Extract provided START

What you need to realize, coming from CVS, is that you no longer create directories when setting up a branch.
No more "sticky tag" (which can be applied to just one file), or "branch tag".
Branch and tags are two different objects in Git, and they always apply to the all repo.
You would no longer (with SVN this time) have to explicitly structure your repository with:
branches
myFirstBranch
myProject
mySubDirs
mySecondBranch
...
tags
myFirstTag
myProject
mySubDirs
mySecondTag
...
That structure comes from the fact CVS is a revision system and not a version system (see Source control vs. Revision Control?).
That means branches are emulated through tags for CVS, directory copies for SVN.
Your question makes senses if you are used to checkout a tag, and start working in it.
Which you shouldn't ;)
A tag is supposed to represent an immutable content, used only to access it with the guarantee to get the same content every time.
In Git, the history of revisions is a series of commits, forming a graph.
A branch is one path of that graph
x--x--x--x--x # one branch
\
--y----y # another branch
1.1
^
|
# a tag pointing to a commit
- If you checkout a tag, you will need to create a branch to start working from it.
- If you checkout a branch, you will directly see the latest commit it('HEAD') of that branch.
See Jakub Narębski's answer for all the technicalities, but frankly, at this point, you do not need (yet) all the details ;)
The main point is: a tag being a simple pointer to a commit, you will never be able to modify its content. You need a branch.
In your case, each developer working on a specific feature:
- should create their own branch in their respective repository
- track branches from their colleague's repositories (the one working on the same feature)
- pulling/pushing in order to share your work with your peers.
Instead of tracking directly the branches of your colleagues, you could track only the branch of one "official" central repository to which everyone pushes his/her work in order to integrate and share everyone's work for this particular feature.

Extract provided END
Supplied information START

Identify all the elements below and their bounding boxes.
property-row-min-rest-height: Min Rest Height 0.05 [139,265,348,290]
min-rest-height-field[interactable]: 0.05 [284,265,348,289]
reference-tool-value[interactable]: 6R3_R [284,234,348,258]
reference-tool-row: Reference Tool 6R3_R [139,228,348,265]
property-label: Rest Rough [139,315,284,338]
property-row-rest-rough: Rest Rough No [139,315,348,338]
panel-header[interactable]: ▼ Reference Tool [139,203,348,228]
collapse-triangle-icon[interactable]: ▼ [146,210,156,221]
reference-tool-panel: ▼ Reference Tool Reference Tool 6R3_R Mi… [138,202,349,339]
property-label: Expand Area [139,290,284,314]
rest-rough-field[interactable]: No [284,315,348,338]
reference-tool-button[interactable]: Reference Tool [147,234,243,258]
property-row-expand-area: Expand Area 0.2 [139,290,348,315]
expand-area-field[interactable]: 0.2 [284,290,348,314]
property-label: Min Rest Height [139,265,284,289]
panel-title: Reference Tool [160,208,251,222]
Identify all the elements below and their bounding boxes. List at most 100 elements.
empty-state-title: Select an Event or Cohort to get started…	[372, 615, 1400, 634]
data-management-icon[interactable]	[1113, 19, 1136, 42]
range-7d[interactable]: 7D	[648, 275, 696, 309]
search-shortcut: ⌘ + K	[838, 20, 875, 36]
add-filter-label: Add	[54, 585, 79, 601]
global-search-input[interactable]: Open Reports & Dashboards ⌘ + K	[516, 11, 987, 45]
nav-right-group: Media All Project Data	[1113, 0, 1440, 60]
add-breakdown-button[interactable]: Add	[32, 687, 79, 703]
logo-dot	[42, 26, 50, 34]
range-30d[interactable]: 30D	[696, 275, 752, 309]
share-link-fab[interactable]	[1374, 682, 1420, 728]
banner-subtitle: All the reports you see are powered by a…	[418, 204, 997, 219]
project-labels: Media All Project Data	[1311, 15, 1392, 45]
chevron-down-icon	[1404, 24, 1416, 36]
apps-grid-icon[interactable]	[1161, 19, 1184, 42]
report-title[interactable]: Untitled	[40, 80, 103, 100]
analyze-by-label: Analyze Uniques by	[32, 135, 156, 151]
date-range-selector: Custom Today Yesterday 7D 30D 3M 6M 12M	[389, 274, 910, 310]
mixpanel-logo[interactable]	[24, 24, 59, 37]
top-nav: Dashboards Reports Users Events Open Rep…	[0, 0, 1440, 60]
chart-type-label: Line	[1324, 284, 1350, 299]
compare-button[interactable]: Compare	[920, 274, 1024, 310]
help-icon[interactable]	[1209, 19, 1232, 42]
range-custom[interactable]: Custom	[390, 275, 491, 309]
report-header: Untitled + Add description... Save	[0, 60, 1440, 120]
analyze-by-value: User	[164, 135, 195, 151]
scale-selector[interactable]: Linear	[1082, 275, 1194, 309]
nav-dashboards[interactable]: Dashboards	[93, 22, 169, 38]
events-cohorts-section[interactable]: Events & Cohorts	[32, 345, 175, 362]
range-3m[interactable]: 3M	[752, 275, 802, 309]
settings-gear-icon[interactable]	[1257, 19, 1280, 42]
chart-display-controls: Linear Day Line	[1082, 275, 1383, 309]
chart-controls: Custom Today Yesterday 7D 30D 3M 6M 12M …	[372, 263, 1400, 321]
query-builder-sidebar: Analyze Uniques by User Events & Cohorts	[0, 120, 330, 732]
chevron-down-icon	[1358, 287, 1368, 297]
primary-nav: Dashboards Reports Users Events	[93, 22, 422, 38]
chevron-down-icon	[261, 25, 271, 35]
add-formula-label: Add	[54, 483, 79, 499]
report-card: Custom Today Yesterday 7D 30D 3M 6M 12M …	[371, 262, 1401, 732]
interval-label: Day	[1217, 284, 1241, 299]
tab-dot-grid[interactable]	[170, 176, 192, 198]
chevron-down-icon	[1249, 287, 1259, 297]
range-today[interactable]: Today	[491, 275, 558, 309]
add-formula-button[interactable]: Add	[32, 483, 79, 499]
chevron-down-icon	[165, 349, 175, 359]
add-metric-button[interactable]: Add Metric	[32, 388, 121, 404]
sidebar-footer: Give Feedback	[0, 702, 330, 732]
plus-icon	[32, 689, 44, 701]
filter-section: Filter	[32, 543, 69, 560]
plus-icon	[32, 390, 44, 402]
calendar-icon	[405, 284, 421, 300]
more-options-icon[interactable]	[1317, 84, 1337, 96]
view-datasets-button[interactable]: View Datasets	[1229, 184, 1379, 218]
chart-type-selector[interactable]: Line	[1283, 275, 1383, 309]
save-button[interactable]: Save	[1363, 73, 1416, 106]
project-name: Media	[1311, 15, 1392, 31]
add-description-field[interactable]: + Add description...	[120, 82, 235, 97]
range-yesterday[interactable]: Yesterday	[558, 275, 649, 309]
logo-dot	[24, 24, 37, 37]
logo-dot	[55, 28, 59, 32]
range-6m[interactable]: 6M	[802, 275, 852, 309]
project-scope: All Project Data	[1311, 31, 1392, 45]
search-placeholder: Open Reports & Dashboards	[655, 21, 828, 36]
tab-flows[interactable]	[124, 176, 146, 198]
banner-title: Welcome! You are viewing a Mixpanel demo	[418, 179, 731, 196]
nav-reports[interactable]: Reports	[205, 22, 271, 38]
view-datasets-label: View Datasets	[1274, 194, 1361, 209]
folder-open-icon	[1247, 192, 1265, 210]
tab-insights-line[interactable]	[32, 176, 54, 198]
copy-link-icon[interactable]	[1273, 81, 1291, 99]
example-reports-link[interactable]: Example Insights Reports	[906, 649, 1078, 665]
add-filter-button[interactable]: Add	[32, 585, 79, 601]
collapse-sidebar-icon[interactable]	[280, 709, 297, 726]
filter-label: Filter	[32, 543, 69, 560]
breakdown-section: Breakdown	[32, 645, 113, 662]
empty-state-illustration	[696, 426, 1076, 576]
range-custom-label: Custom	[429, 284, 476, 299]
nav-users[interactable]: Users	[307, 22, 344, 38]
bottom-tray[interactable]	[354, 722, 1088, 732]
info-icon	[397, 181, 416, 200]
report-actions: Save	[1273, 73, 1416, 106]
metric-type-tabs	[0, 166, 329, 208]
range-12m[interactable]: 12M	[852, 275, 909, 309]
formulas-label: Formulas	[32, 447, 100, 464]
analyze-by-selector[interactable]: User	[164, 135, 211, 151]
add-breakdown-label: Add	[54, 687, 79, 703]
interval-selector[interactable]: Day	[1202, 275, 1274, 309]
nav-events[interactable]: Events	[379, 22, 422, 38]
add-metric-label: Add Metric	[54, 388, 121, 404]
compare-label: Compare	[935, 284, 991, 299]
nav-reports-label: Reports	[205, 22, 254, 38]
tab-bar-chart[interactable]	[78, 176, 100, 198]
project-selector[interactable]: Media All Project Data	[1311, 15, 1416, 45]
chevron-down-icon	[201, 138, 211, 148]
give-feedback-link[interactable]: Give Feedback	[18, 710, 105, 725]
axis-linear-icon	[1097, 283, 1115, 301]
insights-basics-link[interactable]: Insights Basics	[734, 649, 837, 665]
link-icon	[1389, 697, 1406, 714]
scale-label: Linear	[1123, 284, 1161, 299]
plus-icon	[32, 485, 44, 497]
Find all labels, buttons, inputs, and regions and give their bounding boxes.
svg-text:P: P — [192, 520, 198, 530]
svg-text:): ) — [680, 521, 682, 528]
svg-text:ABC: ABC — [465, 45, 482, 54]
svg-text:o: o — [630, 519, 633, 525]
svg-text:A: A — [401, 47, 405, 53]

Supplied information END

Task description:
Can you set down, word for word, the part of the Git branches and tags explanation above, starting with "- If you checkout a branch, you" and going on through "the same feature)"?

Solved problem:
- If you checkout a branch, you will directly see the latest commit it('HEAD') of that branch.
See Jakub Narębski's answer for all the technicalities, but frankly, at this point, you do not need (yet) all the details ;)
The main point is: a tag being a simple pointer to a commit, you will never be able to modify its content. You need a branch.
In your case, each developer working on a specific feature:
- should create their own branch in their respective repository
- track branches from their colleague's repositories (the one working on the same feature)